-- Data shown start --

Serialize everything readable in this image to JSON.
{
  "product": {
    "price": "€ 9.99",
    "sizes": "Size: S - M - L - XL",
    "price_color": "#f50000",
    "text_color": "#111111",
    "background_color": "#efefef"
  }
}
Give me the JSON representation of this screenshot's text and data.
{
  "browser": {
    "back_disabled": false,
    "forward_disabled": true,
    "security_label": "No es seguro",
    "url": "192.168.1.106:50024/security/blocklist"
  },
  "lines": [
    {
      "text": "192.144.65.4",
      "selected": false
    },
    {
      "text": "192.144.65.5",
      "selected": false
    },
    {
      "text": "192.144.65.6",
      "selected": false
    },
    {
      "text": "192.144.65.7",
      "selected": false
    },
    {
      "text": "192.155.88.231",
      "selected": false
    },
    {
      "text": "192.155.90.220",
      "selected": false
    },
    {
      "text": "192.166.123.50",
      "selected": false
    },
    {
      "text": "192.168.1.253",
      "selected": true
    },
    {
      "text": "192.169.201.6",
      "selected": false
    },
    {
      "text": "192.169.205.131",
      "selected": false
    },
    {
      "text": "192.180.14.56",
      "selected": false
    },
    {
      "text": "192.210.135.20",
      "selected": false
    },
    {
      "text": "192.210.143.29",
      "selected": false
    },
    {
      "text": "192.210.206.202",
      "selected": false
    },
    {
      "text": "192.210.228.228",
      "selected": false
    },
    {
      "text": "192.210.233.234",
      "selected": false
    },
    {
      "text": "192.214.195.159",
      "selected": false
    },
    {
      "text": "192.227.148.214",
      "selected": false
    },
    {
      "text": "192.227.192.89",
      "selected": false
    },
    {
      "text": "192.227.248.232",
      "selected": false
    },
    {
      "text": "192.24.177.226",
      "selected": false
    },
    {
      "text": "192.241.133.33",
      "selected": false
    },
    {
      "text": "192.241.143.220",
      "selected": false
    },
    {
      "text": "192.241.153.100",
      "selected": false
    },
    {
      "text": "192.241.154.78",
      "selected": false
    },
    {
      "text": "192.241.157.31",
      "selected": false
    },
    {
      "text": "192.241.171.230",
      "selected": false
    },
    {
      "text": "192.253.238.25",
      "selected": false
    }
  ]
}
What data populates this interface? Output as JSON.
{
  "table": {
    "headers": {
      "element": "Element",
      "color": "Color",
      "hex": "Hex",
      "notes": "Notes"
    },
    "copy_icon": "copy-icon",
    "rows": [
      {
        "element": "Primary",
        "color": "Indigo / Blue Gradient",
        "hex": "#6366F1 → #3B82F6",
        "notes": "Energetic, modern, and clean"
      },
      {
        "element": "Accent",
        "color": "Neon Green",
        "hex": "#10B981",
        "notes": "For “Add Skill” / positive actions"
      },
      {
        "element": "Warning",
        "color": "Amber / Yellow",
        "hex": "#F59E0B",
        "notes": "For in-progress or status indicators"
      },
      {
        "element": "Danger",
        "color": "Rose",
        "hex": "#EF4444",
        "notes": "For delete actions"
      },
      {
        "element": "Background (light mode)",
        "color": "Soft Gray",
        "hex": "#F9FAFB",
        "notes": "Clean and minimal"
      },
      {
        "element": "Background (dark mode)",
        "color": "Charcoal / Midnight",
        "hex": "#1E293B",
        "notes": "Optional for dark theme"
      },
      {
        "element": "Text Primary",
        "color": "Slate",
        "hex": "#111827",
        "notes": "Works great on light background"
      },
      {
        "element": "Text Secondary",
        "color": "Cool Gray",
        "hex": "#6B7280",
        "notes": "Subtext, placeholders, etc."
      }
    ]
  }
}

-- Data shown end --

To do.
From the first line to the last, please quote the material above exactly.

Output for this exercise.
Serialize everything readable in this image to JSON.
{
  "product": {
    "price": "€ 9.99",
    "sizes": "Size: S - M - L - XL",
    "price_color": "#f50000",
    "text_color": "#111111",
    "background_color": "#efefef"
  }
}
Give me the JSON representation of this screenshot's text and data.
{
  "browser": {
    "back_disabled": false,
    "forward_disabled": true,
    "security_label": "No es seguro",
    "url": "192.168.1.106:50024/security/blocklist"
  },
  "lines": [
    {
      "text": "192.144.65.4",
      "selected": false
    },
    {
      "text": "192.144.65.5",
      "selected": false
    },
    {
      "text": "192.144.65.6",
      "selected": false
    },
    {
      "text": "192.144.65.7",
      "selected": false
    },
    {
      "text": "192.155.88.231",
      "selected": false
    },
    {
      "text": "192.155.90.220",
      "selected": false
    },
    {
      "text": "192.166.123.50",
      "selected": false
    },
    {
      "text": "192.168.1.253",
      "selected": true
    },
    {
      "text": "192.169.201.6",
      "selected": false
    },
    {
      "text": "192.169.205.131",
      "selected": false
    },
    {
      "text": "192.180.14.56",
      "selected": false
    },
    {
      "text": "192.210.135.20",
      "selected": false
    },
    {
      "text": "192.210.143.29",
      "selected": false
    },
    {
      "text": "192.210.206.202",
      "selected": false
    },
    {
      "text": "192.210.228.228",
      "selected": false
    },
    {
      "text": "192.210.233.234",
      "selected": false
    },
    {
      "text": "192.214.195.159",
      "selected": false
    },
    {
      "text": "192.227.148.214",
      "selected": false
    },
    {
      "text": "192.227.192.89",
      "selected": false
    },
    {
      "text": "192.227.248.232",
      "selected": false
    },
    {
      "text": "192.24.177.226",
      "selected": false
    },
    {
      "text": "192.241.133.33",
      "selected": false
    },
    {
      "text": "192.241.143.220",
      "selected": false
    },
    {
      "text": "192.241.153.100",
      "selected": false
    },
    {
      "text": "192.241.154.78",
      "selected": false
    },
    {
      "text": "192.241.157.31",
      "selected": false
    },
    {
      "text": "192.241.171.230",
      "selected": false
    },
    {
      "text": "192.253.238.25",
      "selected": false
    }
  ]
}
What data populates this interface? Output as JSON.
{
  "table": {
    "headers": {
      "element": "Element",
      "color": "Color",
      "hex": "Hex",
      "notes": "Notes"
    },
    "copy_icon": "copy-icon",
    "rows": [
      {
        "element": "Primary",
        "color": "Indigo / Blue Gradient",
        "hex": "#6366F1 → #3B82F6",
        "notes": "Energetic, modern, and clean"
      },
      {
        "element": "Accent",
        "color": "Neon Green",
        "hex": "#10B981",
        "notes": "For “Add Skill” / positive actions"
      },
      {
        "element": "Warning",
        "color": "Amber / Yellow",
        "hex": "#F59E0B",
        "notes": "For in-progress or status indicators"
      },
      {
        "element": "Danger",
        "color": "Rose",
        "hex": "#EF4444",
        "notes": "For delete actions"
      },
      {
        "element": "Background (light mode)",
        "color": "Soft Gray",
        "hex": "#F9FAFB",
        "notes": "Clean and minimal"
      },
      {
        "element": "Background (dark mode)",
        "color": "Charcoal / Midnight",
        "hex": "#1E293B",
        "notes": "Optional for dark theme"
      },
      {
        "element": "Text Primary",
        "color": "Slate",
        "hex": "#111827",
        "notes": "Works great on light background"
      },
      {
        "element": "Text Secondary",
        "color": "Cool Gray",
        "hex": "#6B7280",
        "notes": "Subtext, placeholders, etc."
      }
    ]
  }
}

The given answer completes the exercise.